THE INPUT:
= = =

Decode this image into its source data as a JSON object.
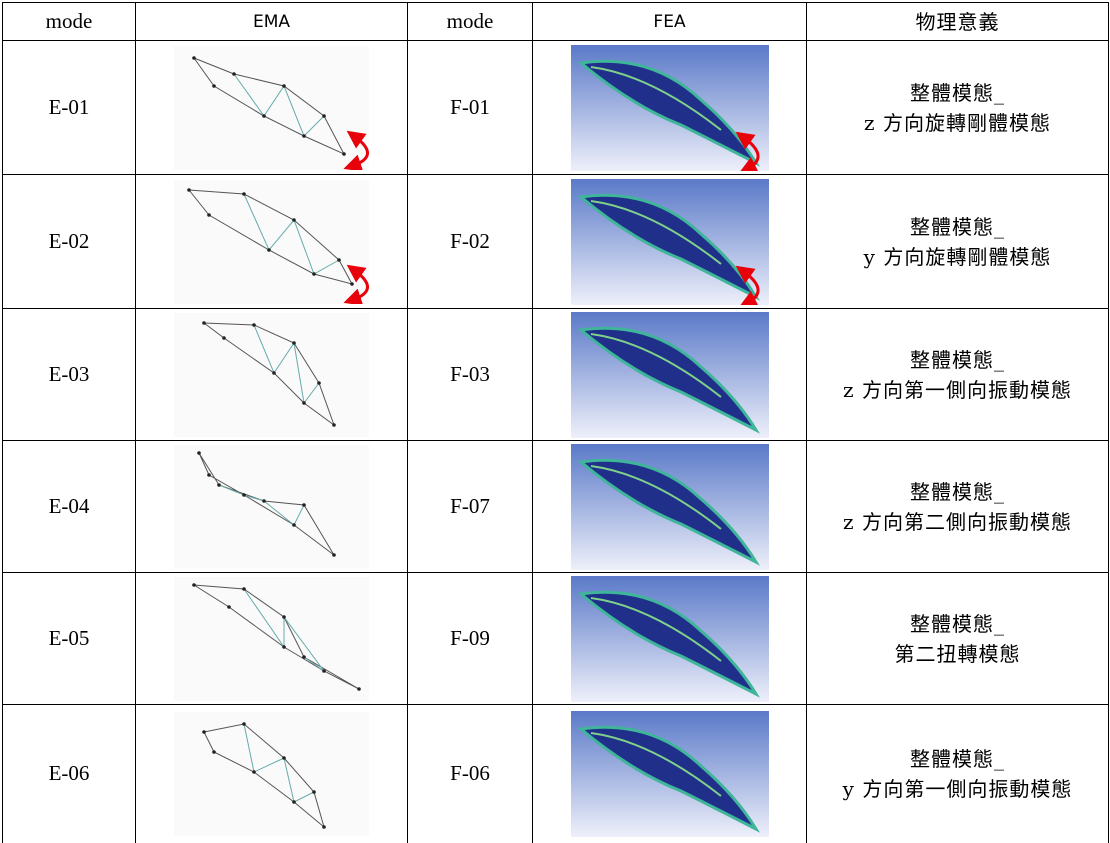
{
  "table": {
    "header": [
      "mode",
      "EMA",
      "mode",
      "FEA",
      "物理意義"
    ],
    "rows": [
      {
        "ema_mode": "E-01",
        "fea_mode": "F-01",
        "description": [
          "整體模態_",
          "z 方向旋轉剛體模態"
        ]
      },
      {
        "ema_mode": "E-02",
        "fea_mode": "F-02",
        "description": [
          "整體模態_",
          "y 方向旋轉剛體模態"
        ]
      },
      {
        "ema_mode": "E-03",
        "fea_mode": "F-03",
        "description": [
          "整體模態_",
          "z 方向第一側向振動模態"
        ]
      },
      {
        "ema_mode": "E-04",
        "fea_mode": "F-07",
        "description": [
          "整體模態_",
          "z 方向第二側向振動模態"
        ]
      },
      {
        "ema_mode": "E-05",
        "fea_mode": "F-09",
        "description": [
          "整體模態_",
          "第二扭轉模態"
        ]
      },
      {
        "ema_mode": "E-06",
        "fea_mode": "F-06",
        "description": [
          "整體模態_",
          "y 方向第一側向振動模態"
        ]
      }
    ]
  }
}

= = =

PROBLEM DETAILS: Write out the material above again, word for word, minus its pictures.

SOLUTION TO THIS PROBLEM:
Decode this image into its source data as a JSON object.
{
  "table": {
    "header": [
      "mode",
      "EMA",
      "mode",
      "FEA",
      "物理意義"
    ],
    "rows": [
      {
        "ema_mode": "E-01",
        "fea_mode": "F-01",
        "description": [
          "整體模態_",
          "z 方向旋轉剛體模態"
        ]
      },
      {
        "ema_mode": "E-02",
        "fea_mode": "F-02",
        "description": [
          "整體模態_",
          "y 方向旋轉剛體模態"
        ]
      },
      {
        "ema_mode": "E-03",
        "fea_mode": "F-03",
        "description": [
          "整體模態_",
          "z 方向第一側向振動模態"
        ]
      },
      {
        "ema_mode": "E-04",
        "fea_mode": "F-07",
        "description": [
          "整體模態_",
          "z 方向第二側向振動模態"
        ]
      },
      {
        "ema_mode": "E-05",
        "fea_mode": "F-09",
        "description": [
          "整體模態_",
          "第二扭轉模態"
        ]
      },
      {
        "ema_mode": "E-06",
        "fea_mode": "F-06",
        "description": [
          "整體模態_",
          "y 方向第一側向振動模態"
        ]
      }
    ]
  }
}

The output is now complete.